## Requirement
Find how many lines in the material contain "Swing"; your answer should be that number alone.

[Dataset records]

◇ ◇ ◇ ◇ ◇

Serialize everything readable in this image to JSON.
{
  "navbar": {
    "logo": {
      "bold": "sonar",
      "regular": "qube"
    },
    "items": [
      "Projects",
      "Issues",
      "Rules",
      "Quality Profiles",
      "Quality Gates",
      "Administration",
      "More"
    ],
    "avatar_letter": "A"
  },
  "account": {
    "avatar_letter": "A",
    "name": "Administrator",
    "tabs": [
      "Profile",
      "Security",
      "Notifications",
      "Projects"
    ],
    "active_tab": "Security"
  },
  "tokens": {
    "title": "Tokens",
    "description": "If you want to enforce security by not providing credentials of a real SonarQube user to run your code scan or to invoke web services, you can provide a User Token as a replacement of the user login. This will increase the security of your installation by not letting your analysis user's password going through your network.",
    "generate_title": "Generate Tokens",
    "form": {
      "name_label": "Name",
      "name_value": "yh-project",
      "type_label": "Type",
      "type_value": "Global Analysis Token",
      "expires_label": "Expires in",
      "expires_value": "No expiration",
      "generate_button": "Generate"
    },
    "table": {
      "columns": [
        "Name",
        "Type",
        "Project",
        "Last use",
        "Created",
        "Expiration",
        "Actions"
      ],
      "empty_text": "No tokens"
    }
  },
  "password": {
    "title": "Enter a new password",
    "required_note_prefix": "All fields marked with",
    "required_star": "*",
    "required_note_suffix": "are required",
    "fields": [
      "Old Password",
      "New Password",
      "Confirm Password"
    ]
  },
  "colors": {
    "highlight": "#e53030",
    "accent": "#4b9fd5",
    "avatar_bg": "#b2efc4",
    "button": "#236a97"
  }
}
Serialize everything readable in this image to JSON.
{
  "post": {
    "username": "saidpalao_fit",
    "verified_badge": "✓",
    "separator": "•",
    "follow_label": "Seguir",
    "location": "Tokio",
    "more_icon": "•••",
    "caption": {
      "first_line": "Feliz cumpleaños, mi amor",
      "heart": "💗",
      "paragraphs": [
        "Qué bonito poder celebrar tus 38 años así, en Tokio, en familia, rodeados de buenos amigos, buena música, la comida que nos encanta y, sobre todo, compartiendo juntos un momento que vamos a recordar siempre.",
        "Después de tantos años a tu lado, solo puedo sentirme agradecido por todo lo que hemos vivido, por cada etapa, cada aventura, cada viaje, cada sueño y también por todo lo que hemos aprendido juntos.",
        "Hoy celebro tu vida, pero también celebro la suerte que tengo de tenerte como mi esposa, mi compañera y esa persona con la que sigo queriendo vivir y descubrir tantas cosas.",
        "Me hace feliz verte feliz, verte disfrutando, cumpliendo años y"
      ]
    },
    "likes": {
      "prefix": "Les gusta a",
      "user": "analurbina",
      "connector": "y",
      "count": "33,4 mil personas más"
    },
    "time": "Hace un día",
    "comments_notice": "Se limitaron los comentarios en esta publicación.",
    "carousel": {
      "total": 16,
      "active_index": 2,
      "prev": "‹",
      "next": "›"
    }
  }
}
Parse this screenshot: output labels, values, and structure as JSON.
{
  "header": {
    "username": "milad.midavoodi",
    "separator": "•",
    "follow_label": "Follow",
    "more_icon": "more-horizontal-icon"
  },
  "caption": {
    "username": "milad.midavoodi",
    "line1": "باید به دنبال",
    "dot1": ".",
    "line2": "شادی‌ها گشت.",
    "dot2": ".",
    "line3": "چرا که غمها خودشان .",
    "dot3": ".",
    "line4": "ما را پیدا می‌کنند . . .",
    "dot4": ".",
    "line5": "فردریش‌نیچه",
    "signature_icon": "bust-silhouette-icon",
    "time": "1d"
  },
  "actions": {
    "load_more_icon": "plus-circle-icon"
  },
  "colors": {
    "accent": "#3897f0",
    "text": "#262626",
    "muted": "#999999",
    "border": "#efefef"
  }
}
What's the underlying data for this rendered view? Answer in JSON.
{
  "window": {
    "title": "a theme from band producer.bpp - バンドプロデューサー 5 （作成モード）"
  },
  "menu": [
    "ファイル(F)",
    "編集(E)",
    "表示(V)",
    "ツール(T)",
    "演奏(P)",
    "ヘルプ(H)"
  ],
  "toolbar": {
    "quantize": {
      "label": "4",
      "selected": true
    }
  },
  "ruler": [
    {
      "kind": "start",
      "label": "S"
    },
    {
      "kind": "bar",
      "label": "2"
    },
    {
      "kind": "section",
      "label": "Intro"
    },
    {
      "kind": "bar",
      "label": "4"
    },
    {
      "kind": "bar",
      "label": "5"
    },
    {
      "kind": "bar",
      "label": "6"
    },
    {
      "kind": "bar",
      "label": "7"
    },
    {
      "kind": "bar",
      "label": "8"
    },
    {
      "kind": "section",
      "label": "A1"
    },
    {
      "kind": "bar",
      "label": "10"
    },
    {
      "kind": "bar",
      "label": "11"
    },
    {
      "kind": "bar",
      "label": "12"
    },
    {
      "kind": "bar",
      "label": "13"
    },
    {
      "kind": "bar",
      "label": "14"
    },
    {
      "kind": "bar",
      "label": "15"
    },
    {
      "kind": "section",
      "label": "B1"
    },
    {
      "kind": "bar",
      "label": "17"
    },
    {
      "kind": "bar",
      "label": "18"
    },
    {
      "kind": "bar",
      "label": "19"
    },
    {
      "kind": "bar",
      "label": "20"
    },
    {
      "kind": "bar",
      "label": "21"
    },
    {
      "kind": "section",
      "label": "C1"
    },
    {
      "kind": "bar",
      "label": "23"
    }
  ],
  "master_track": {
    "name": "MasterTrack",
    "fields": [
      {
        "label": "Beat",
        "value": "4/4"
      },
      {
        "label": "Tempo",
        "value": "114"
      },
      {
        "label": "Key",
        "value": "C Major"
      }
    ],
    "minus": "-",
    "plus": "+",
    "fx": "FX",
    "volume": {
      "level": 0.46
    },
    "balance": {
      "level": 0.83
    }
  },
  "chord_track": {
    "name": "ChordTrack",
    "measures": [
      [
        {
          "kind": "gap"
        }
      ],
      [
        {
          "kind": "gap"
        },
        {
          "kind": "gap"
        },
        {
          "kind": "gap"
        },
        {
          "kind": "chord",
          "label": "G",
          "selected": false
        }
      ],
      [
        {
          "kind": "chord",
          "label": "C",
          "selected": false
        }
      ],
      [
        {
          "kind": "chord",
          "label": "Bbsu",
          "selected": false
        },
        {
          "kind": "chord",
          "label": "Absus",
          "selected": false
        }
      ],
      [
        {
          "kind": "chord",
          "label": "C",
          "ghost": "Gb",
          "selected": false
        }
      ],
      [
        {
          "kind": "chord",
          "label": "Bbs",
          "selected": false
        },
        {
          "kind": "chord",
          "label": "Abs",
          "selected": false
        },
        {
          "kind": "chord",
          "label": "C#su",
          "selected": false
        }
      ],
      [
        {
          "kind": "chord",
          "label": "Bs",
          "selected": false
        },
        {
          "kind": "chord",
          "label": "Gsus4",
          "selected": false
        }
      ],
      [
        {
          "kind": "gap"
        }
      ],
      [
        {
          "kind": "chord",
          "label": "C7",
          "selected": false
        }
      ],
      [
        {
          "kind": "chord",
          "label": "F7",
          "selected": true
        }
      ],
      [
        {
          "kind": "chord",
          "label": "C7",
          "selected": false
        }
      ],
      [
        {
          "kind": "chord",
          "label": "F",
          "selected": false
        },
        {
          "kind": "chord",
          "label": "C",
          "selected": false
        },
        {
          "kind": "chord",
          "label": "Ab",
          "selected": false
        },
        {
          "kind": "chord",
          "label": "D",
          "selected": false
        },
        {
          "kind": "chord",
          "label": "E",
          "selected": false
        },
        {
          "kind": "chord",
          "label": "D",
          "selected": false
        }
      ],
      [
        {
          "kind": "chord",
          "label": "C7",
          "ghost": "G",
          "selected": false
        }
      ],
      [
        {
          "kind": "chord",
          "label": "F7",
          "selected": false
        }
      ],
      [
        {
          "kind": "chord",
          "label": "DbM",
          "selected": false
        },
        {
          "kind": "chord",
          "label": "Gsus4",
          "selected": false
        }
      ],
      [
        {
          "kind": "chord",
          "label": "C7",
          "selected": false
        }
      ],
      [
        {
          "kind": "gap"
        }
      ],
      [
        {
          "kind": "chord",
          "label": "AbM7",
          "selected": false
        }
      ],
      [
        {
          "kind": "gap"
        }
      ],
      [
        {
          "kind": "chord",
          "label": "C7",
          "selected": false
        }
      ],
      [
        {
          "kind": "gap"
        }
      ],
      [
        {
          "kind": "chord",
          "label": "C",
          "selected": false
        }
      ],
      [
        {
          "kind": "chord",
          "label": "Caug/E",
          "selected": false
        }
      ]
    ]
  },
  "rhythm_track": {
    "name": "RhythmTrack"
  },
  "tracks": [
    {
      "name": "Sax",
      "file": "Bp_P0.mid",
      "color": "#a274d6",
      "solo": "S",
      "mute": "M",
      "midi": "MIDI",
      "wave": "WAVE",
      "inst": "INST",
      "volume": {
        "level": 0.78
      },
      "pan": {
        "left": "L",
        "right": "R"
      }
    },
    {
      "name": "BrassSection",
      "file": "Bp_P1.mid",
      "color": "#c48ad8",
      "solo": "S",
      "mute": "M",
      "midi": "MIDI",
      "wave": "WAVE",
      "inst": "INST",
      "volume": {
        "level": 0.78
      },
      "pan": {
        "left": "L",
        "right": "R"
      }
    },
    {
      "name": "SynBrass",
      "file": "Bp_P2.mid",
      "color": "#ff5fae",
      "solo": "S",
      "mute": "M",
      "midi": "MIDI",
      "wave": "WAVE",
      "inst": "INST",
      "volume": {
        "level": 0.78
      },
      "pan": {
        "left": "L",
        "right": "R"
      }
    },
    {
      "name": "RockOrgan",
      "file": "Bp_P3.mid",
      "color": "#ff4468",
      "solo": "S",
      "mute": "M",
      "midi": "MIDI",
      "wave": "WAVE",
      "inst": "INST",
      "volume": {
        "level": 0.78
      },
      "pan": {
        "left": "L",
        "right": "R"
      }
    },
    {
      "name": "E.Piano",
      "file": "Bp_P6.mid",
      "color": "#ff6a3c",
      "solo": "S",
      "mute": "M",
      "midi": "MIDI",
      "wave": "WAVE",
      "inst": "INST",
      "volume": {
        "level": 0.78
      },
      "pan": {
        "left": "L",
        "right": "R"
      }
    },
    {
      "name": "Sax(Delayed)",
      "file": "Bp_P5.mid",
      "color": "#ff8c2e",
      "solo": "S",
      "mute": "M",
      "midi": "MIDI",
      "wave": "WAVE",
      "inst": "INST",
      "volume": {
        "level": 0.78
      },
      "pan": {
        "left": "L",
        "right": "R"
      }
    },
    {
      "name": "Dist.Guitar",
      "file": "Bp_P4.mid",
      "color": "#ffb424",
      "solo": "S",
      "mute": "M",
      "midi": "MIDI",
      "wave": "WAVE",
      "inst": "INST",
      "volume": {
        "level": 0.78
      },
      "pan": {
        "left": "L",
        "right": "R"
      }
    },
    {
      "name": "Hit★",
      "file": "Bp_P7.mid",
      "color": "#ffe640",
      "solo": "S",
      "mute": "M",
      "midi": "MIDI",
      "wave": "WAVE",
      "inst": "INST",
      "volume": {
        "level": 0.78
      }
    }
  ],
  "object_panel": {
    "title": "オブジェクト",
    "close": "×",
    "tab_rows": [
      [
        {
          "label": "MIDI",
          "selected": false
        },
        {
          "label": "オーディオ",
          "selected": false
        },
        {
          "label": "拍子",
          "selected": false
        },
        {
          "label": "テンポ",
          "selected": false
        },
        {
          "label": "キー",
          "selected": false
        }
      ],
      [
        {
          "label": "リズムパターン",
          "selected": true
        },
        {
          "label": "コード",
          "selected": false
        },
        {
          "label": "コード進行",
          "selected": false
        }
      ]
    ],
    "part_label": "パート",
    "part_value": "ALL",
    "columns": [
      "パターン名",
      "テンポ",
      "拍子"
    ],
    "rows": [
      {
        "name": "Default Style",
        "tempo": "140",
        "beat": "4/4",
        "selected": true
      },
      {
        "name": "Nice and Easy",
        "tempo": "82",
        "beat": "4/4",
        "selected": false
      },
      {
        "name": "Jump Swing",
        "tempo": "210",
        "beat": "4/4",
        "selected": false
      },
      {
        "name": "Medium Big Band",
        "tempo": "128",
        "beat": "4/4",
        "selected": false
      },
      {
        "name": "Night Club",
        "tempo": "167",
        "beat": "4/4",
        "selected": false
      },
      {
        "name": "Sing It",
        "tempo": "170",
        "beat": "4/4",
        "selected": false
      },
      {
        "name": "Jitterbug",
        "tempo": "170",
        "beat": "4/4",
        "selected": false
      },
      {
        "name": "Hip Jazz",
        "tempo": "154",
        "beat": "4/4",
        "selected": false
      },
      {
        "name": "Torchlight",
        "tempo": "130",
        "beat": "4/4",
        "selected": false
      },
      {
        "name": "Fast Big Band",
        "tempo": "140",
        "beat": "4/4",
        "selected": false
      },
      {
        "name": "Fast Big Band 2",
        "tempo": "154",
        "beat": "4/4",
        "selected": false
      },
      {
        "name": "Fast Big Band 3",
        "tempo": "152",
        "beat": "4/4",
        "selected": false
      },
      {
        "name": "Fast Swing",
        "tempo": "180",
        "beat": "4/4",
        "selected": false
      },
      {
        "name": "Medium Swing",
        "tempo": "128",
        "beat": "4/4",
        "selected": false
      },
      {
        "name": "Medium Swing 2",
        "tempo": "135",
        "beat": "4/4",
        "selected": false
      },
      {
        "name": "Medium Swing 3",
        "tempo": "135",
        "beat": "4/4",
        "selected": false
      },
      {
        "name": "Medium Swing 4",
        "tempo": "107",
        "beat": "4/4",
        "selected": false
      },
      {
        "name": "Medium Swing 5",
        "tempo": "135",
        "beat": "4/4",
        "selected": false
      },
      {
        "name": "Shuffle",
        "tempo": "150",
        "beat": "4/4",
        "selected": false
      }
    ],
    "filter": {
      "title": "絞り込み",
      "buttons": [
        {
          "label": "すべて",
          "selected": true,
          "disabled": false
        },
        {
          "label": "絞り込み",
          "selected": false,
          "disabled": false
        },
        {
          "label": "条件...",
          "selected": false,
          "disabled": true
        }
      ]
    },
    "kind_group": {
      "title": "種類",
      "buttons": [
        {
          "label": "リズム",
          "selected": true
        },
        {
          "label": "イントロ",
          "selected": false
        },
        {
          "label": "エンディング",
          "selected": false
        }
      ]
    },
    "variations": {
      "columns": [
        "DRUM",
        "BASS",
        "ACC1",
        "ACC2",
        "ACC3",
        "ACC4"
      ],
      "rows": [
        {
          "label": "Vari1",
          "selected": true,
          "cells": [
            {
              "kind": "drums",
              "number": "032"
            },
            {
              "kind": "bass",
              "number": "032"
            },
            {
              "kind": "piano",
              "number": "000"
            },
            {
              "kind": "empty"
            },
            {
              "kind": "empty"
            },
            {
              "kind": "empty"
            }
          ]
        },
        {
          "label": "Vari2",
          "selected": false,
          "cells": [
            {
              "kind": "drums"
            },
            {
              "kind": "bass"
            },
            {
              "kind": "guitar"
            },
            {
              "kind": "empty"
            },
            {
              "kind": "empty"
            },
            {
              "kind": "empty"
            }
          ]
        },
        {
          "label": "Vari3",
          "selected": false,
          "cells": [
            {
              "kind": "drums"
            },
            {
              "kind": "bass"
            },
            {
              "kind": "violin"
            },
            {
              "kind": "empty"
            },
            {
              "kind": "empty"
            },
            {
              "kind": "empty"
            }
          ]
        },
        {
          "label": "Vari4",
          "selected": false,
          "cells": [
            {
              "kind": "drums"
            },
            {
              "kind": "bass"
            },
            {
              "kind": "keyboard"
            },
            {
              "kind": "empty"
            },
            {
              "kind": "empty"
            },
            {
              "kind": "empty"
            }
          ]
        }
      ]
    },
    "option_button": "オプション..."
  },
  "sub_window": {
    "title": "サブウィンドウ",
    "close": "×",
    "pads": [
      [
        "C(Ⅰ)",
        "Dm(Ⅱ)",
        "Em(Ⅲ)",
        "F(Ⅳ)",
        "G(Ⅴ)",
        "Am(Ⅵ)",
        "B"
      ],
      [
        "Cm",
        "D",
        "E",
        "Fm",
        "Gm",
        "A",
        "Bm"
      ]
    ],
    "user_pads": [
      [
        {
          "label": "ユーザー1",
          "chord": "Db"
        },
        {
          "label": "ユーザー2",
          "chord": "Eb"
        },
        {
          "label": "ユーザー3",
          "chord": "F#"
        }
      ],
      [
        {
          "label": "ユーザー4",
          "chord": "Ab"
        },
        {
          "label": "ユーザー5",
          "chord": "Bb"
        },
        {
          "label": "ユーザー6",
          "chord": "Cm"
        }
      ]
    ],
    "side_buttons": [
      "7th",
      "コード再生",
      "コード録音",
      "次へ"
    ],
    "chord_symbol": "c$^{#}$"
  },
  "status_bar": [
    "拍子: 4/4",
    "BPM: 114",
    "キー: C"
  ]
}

◇ ◇ ◇ ◇ ◇

## Task response
7